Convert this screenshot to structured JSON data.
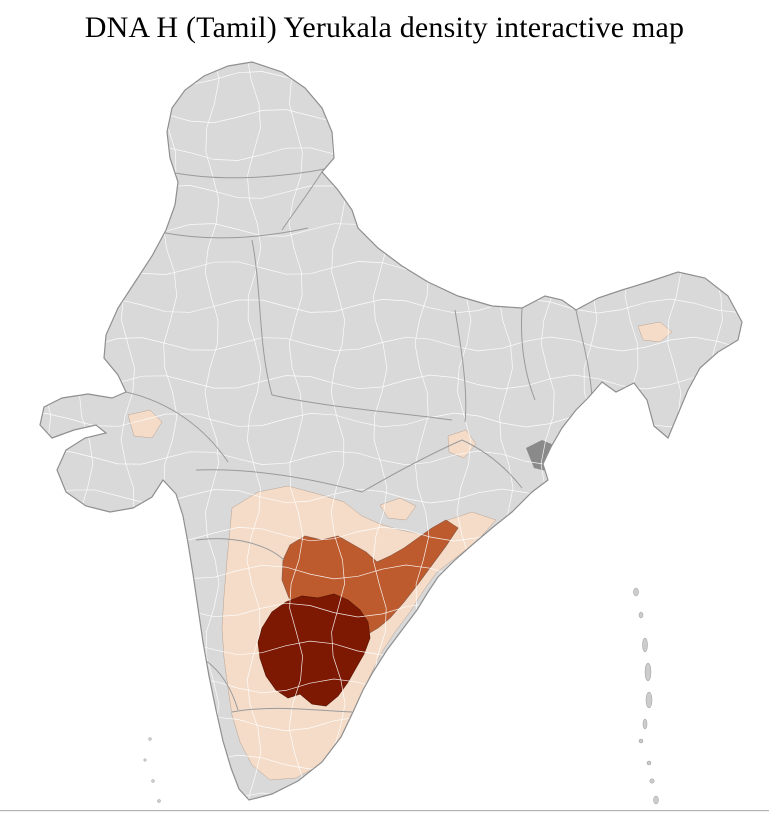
{
  "title": "DNA H (Tamil) Yerukala density interactive map",
  "map": {
    "label": "India district choropleth map",
    "colors": {
      "background": "#ffffff",
      "base_fill": "#d9d9d9",
      "outline_stroke": "#8f8f8f",
      "district_line": "#ffffff",
      "state_line": "#9a9a9a",
      "density_low": "#f4dcc9",
      "density_medium": "#bd5a2e",
      "density_high": "#7d1903",
      "no_data_dark": "#8a8a8a",
      "island_fill": "#cccccc",
      "island_stroke": "#9a9a9a",
      "footer_line": "#b3b3b3"
    }
  }
}
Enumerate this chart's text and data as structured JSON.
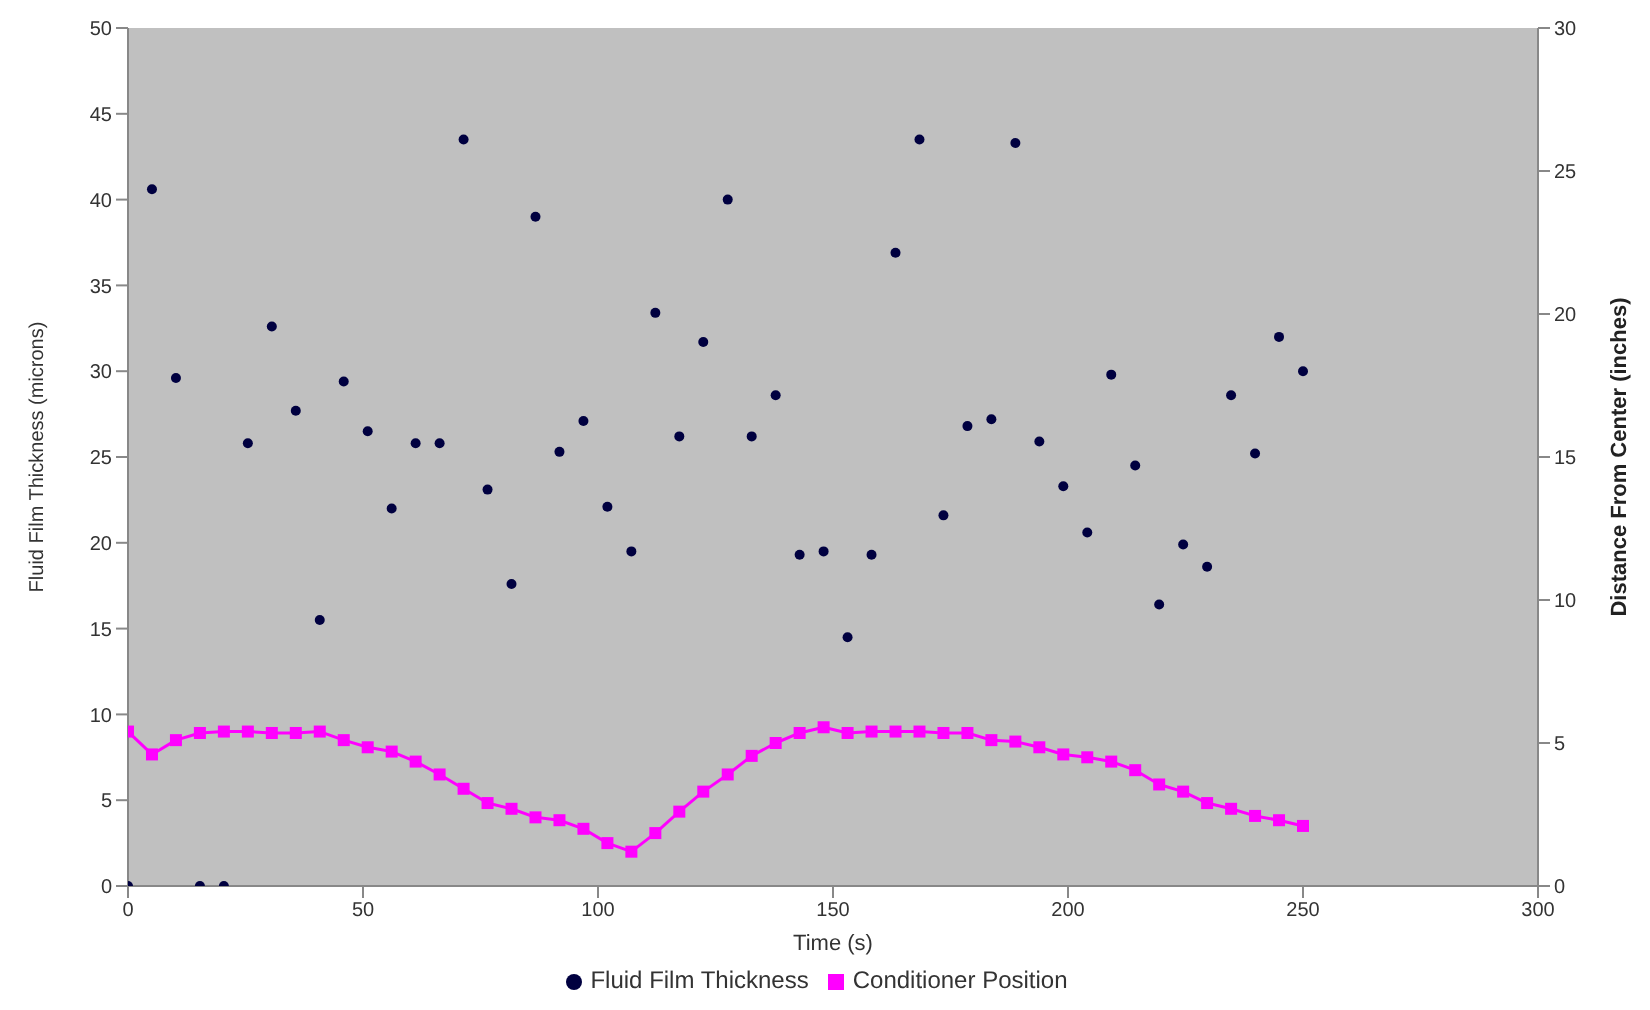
{
  "chart_data": {
    "type": "scatter",
    "xlabel": "Time (s)",
    "ylabel": "Fluid Film Thickness (microns)",
    "y2label": "Distance From Center (inches)",
    "x": [
      0,
      5.1,
      10.2,
      15.3,
      20.4,
      25.5,
      30.6,
      35.7,
      40.8,
      45.9,
      51,
      56.1,
      61.2,
      66.3,
      71.4,
      76.5,
      81.6,
      86.7,
      91.8,
      96.9,
      102,
      107.1,
      112.2,
      117.3,
      122.4,
      127.6,
      132.7,
      137.8,
      142.9,
      148,
      153.1,
      158.2,
      163.3,
      168.4,
      173.5,
      178.6,
      183.7,
      188.8,
      193.9,
      199,
      204.1,
      209.2,
      214.3,
      219.4,
      224.5,
      229.6,
      234.7,
      239.8,
      244.9,
      250
    ],
    "series": [
      {
        "name": "Fluid Film Thickness",
        "marker": "circle",
        "color": "#000040",
        "values": [
          0,
          40.6,
          29.6,
          0,
          0,
          25.8,
          32.6,
          27.7,
          15.5,
          29.4,
          26.5,
          22,
          25.8,
          25.8,
          43.5,
          23.1,
          17.6,
          39,
          25.3,
          27.1,
          22.1,
          19.5,
          33.4,
          26.2,
          31.7,
          40,
          26.2,
          28.6,
          19.3,
          19.5,
          14.5,
          19.3,
          36.9,
          43.5,
          21.6,
          26.8,
          27.2,
          43.3,
          25.9,
          23.3,
          20.6,
          29.8,
          24.5,
          16.4,
          19.9,
          18.6,
          28.6,
          25.2,
          32,
          30
        ]
      },
      {
        "name": "Conditioner Position",
        "type": "line",
        "axis": "y2",
        "marker": "square",
        "color": "#ff00ff",
        "values": [
          5.4,
          4.6,
          5.1,
          5.35,
          5.4,
          5.4,
          5.35,
          5.35,
          5.4,
          5.1,
          4.85,
          4.7,
          4.35,
          3.9,
          3.4,
          2.9,
          2.7,
          2.4,
          2.3,
          2,
          1.5,
          1.2,
          1.85,
          2.6,
          3.3,
          3.9,
          4.55,
          5,
          5.35,
          5.55,
          5.35,
          5.4,
          5.4,
          5.4,
          5.35,
          5.35,
          5.1,
          5.05,
          4.85,
          4.6,
          4.5,
          4.35,
          4.05,
          3.55,
          3.3,
          2.9,
          2.7,
          2.45,
          2.3,
          2.1
        ]
      }
    ],
    "xlim": [
      0,
      300
    ],
    "xticks": [
      0,
      50,
      100,
      150,
      200,
      250,
      300
    ],
    "ylim": [
      0,
      50
    ],
    "yticks": [
      0,
      5,
      10,
      15,
      20,
      25,
      30,
      35,
      40,
      45,
      50
    ],
    "y2lim": [
      0,
      30
    ],
    "y2ticks": [
      0,
      5,
      10,
      15,
      20,
      25,
      30
    ],
    "legend": "bottom"
  }
}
☆ ☆ ☆
Task goal:
Copy out each line of the entries that holds "this".

Result of the task:
Convert this screenshot to structured JSON data.
Enumerate this chart's text and data as structured JSON.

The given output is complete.